▸ **Description of the task**:
Each entry has to be copied exactly, with nothing missed.

Begin Dataset content

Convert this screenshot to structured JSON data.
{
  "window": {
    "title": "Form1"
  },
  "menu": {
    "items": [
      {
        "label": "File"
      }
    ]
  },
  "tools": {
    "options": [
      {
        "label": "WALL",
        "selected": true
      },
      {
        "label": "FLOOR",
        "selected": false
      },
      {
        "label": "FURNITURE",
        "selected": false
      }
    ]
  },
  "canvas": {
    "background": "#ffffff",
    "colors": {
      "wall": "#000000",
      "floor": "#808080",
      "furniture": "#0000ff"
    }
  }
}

End Dataset content

▸ **Right answer**:
Convert this screenshot to structured JSON data.
{
  "window": {
    "title": "Form1"
  },
  "menu": {
    "items": [
      {
        "label": "File"
      }
    ]
  },
  "tools": {
    "options": [
      {
        "label": "WALL",
        "selected": true
      },
      {
        "label": "FLOOR",
        "selected": false
      },
      {
        "label": "FURNITURE",
        "selected": false
      }
    ]
  },
  "canvas": {
    "background": "#ffffff",
    "colors": {
      "wall": "#000000",
      "floor": "#808080",
      "furniture": "#0000ff"
    }
  }
}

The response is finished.